(Records from a data collection)
--------------------

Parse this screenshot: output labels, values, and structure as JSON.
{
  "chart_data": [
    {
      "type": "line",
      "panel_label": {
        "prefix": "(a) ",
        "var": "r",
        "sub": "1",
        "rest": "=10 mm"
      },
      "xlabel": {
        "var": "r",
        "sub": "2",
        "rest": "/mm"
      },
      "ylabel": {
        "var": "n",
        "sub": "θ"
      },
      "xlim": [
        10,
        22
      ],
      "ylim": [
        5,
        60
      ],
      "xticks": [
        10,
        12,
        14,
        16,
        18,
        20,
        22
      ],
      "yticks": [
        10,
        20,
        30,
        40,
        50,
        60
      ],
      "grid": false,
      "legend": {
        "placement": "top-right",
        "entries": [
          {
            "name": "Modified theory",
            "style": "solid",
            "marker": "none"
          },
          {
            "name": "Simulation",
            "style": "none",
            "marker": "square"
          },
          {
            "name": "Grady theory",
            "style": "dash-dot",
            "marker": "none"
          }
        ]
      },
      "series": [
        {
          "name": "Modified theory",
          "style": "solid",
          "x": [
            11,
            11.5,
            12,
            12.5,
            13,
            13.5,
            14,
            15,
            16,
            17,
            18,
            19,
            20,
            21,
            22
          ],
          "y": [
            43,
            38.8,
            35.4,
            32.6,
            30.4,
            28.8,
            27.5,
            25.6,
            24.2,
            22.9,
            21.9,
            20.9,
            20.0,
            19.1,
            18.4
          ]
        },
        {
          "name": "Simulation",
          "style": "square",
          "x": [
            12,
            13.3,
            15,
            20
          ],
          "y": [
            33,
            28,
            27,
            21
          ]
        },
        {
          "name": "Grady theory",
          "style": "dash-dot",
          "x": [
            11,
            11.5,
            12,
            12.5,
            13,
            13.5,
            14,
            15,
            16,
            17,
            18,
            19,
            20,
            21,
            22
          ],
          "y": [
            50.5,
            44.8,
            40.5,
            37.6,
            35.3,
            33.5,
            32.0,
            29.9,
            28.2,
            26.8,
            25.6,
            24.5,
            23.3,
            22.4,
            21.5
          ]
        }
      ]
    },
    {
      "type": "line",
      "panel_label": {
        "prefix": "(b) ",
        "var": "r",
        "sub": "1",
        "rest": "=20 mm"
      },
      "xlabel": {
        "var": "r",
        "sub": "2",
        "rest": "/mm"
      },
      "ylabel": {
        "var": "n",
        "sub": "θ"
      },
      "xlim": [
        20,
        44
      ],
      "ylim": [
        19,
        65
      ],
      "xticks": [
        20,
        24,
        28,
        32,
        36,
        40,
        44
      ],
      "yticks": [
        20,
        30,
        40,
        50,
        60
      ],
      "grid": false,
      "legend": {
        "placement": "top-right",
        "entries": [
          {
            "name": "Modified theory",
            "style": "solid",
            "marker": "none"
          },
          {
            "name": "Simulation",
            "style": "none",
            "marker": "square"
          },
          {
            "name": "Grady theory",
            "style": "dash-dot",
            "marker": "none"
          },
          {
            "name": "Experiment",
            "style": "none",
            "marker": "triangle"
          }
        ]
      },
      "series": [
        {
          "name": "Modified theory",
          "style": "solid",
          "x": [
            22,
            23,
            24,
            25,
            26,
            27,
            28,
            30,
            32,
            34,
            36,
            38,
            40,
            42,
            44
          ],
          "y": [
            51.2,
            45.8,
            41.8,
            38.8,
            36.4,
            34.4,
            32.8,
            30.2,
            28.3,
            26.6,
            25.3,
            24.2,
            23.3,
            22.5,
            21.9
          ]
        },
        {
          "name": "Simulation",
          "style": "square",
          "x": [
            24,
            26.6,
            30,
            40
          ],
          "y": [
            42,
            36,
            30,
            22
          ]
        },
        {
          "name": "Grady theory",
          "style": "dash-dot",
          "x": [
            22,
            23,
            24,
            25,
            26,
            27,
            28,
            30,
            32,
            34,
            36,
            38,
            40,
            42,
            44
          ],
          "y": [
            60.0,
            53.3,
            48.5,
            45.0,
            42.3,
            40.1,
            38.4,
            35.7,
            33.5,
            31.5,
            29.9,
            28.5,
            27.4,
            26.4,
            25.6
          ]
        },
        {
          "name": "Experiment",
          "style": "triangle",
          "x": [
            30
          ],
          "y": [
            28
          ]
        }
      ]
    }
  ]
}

--------------------

_THE PROBLEM_.
Write the entries again, exactly as they stand.

_SOLUTION TO THIS EXERCISE_.
Parse this screenshot: output labels, values, and structure as JSON.
{
  "chart_data": [
    {
      "type": "line",
      "panel_label": {
        "prefix": "(a) ",
        "var": "r",
        "sub": "1",
        "rest": "=10 mm"
      },
      "xlabel": {
        "var": "r",
        "sub": "2",
        "rest": "/mm"
      },
      "ylabel": {
        "var": "n",
        "sub": "θ"
      },
      "xlim": [
        10,
        22
      ],
      "ylim": [
        5,
        60
      ],
      "xticks": [
        10,
        12,
        14,
        16,
        18,
        20,
        22
      ],
      "yticks": [
        10,
        20,
        30,
        40,
        50,
        60
      ],
      "grid": false,
      "legend": {
        "placement": "top-right",
        "entries": [
          {
            "name": "Modified theory",
            "style": "solid",
            "marker": "none"
          },
          {
            "name": "Simulation",
            "style": "none",
            "marker": "square"
          },
          {
            "name": "Grady theory",
            "style": "dash-dot",
            "marker": "none"
          }
        ]
      },
      "series": [
        {
          "name": "Modified theory",
          "style": "solid",
          "x": [
            11,
            11.5,
            12,
            12.5,
            13,
            13.5,
            14,
            15,
            16,
            17,
            18,
            19,
            20,
            21,
            22
          ],
          "y": [
            43,
            38.8,
            35.4,
            32.6,
            30.4,
            28.8,
            27.5,
            25.6,
            24.2,
            22.9,
            21.9,
            20.9,
            20.0,
            19.1,
            18.4
          ]
        },
        {
          "name": "Simulation",
          "style": "square",
          "x": [
            12,
            13.3,
            15,
            20
          ],
          "y": [
            33,
            28,
            27,
            21
          ]
        },
        {
          "name": "Grady theory",
          "style": "dash-dot",
          "x": [
            11,
            11.5,
            12,
            12.5,
            13,
            13.5,
            14,
            15,
            16,
            17,
            18,
            19,
            20,
            21,
            22
          ],
          "y": [
            50.5,
            44.8,
            40.5,
            37.6,
            35.3,
            33.5,
            32.0,
            29.9,
            28.2,
            26.8,
            25.6,
            24.5,
            23.3,
            22.4,
            21.5
          ]
        }
      ]
    },
    {
      "type": "line",
      "panel_label": {
        "prefix": "(b) ",
        "var": "r",
        "sub": "1",
        "rest": "=20 mm"
      },
      "xlabel": {
        "var": "r",
        "sub": "2",
        "rest": "/mm"
      },
      "ylabel": {
        "var": "n",
        "sub": "θ"
      },
      "xlim": [
        20,
        44
      ],
      "ylim": [
        19,
        65
      ],
      "xticks": [
        20,
        24,
        28,
        32,
        36,
        40,
        44
      ],
      "yticks": [
        20,
        30,
        40,
        50,
        60
      ],
      "grid": false,
      "legend": {
        "placement": "top-right",
        "entries": [
          {
            "name": "Modified theory",
            "style": "solid",
            "marker": "none"
          },
          {
            "name": "Simulation",
            "style": "none",
            "marker": "square"
          },
          {
            "name": "Grady theory",
            "style": "dash-dot",
            "marker": "none"
          },
          {
            "name": "Experiment",
            "style": "none",
            "marker": "triangle"
          }
        ]
      },
      "series": [
        {
          "name": "Modified theory",
          "style": "solid",
          "x": [
            22,
            23,
            24,
            25,
            26,
            27,
            28,
            30,
            32,
            34,
            36,
            38,
            40,
            42,
            44
          ],
          "y": [
            51.2,
            45.8,
            41.8,
            38.8,
            36.4,
            34.4,
            32.8,
            30.2,
            28.3,
            26.6,
            25.3,
            24.2,
            23.3,
            22.5,
            21.9
          ]
        },
        {
          "name": "Simulation",
          "style": "square",
          "x": [
            24,
            26.6,
            30,
            40
          ],
          "y": [
            42,
            36,
            30,
            22
          ]
        },
        {
          "name": "Grady theory",
          "style": "dash-dot",
          "x": [
            22,
            23,
            24,
            25,
            26,
            27,
            28,
            30,
            32,
            34,
            36,
            38,
            40,
            42,
            44
          ],
          "y": [
            60.0,
            53.3,
            48.5,
            45.0,
            42.3,
            40.1,
            38.4,
            35.7,
            33.5,
            31.5,
            29.9,
            28.5,
            27.4,
            26.4,
            25.6
          ]
        },
        {
          "name": "Experiment",
          "style": "triangle",
          "x": [
            30
          ],
          "y": [
            28
          ]
        }
      ]
    }
  ]
}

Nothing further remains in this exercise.